→ WRITTEN PROBLEM A
Output every line of the listing that comes after the email, word for word, but leave out the pictures.

[Owasp-topten] Who Are the Initial Six Sampled?

Christian Heinrich christian.heinrich at cmlh.id.au
Thu May 30 03:54:03 UTC 2013


Neil,

I am not concerned with what ultimately become the entries of the
OWASP Top Ten rather I the area of concern is that the methodology is
repeatable and the resulting entries are removed from bias.

These are simple tasks which would resolve the conflict related to
hearsay for the selection of entities for the OWASP Top Ten.

The core issue is that this is now the forth release and Aspect
Security have done nothing to address the issues raised during this or
the last two releases (I have excluded 2005) and are expecting that
the fourth will be accepted without resistance from the OWASP Board
(which Aspect Security also hold membership too and this is a clear
conflict of interest also).

The same questions around bias for A9 woud also be asked in relation
to http://blog.diniscruz.com/2013/01/should-mass-assignment-be-owasp-top-10.html
too due to the large number references intended to promote 02.

On Thu, May 30, 2013 at 10:51 AM, Neil Smithline
<neil.smithline at owasp.org> wrote:
> First, I apologize for taking your statements out of context. That was not
> my intent.
>
> I believe you are implying that objective statistics aren't of use when used
> in combination with subjective viewpoints. I disagree. Regarding the T10, I
> view subjective opinions as being an adjunct to the objective stats. It
> sounds like we have two different views of the right combination of
> subjective and objective input to the T10. That's fine. We can have
> different opinions.

→ WRITTEN PROBLEM B
Return the part of the email above from "The same questions" up to and including "to promote 02.", copied word for word.

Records

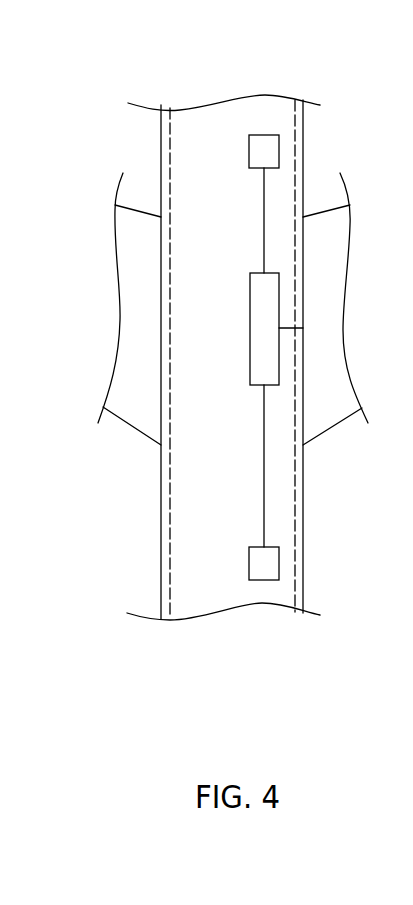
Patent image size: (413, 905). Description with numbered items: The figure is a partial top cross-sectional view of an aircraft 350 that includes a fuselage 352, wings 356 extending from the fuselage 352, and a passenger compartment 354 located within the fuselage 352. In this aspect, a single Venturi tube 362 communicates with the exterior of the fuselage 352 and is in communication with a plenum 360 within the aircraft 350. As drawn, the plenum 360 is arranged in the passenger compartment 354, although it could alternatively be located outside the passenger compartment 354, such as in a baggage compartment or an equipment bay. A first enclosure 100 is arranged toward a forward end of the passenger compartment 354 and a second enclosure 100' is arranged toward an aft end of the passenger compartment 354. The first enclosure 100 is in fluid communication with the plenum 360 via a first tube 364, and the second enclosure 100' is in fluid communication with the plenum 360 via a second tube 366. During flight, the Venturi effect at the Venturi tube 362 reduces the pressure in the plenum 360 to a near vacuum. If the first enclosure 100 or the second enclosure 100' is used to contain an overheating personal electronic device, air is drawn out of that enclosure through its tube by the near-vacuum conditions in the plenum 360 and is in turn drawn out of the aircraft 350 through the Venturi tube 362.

The aircraft 350 is at (97, 122).
The fuselage 352 is at (303, 555).
The passenger compartment 354 is at (297, 515).
The wings 356 is at (133, 410).
The plenum 360 is at (262, 327).
The Venturi tube 362 is at (288, 328).
The first tube 364 is at (264, 453).
The second tube 366 is at (262, 217).
The first enclosure 100 is at (238, 541).
The second enclosure 100' is at (233, 146).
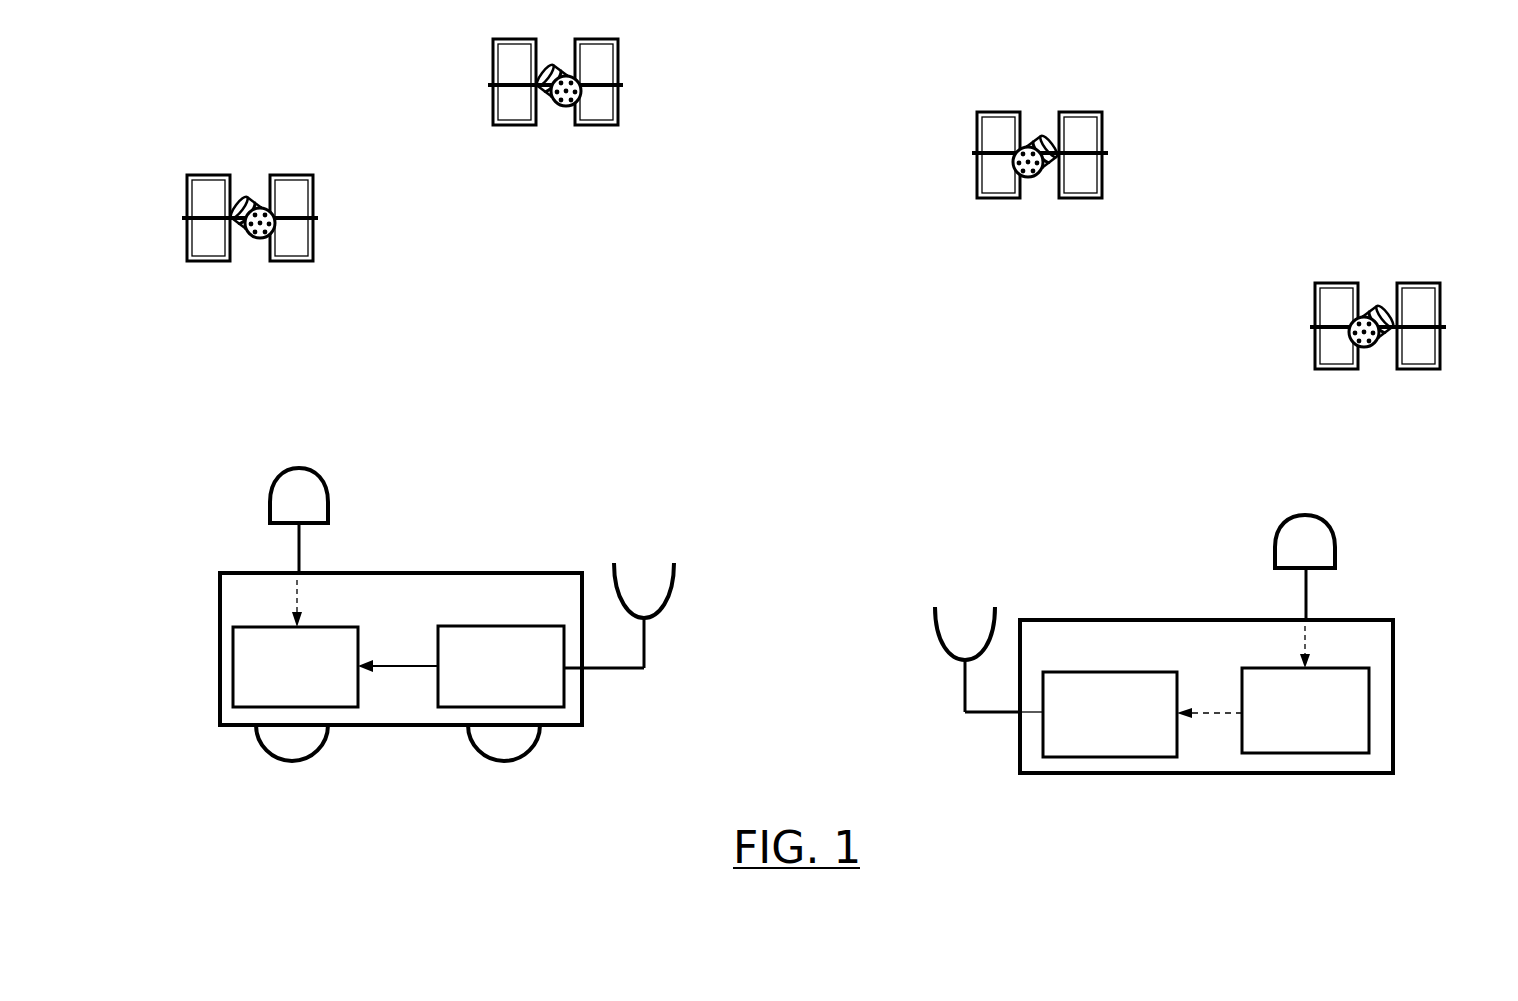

→ PROBLEM SOLUTION A
Patent image size: (413, 905). Description with numbered items: The figure is a partial top cross-sectional view of an aircraft 350 that includes a fuselage 352, wings 356 extending from the fuselage 352, and a passenger compartment 354 located within the fuselage 352. In this aspect, a single Venturi tube 362 communicates with the exterior of the fuselage 352 and is in communication with a plenum 360 within the aircraft 350. As drawn, the plenum 360 is arranged in the passenger compartment 354, although it could alternatively be located outside the passenger compartment 354, such as in a baggage compartment or an equipment bay. A first enclosure 100 is arranged toward a forward end of the passenger compartment 354 and a second enclosure 100' is arranged toward an aft end of the passenger compartment 354. The first enclosure 100 is in fluid communication with the plenum 360 via a first tube 364, and the second enclosure 100' is in fluid communication with the plenum 360 via a second tube 366. During flight, the Venturi effect at the Venturi tube 362 reduces the pressure in the plenum 360 to a near vacuum. If the first enclosure 100 or the second enclosure 100' is used to contain an overheating personal electronic device, air is drawn out of that enclosure through its tube by the near-vacuum conditions in the plenum 360 and is in turn drawn out of the aircraft 350 through the Venturi tube 362.

The aircraft 350 is at (97, 122).
The fuselage 352 is at (303, 555).
The passenger compartment 354 is at (297, 515).
The wings 356 is at (133, 410).
The plenum 360 is at (262, 327).
The Venturi tube 362 is at (288, 328).
The first tube 364 is at (264, 453).
The second tube 366 is at (262, 217).
The first enclosure 100 is at (238, 541).
The second enclosure 100' is at (233, 146).

→ PROBLEM SOLUTION B
The same questions around bias for A9 woud also be asked in relation
to http://blog.diniscruz.com/2013/01/should-mass-assignment-be-owasp-top-10.html
too due to the large number references intended to promote 02.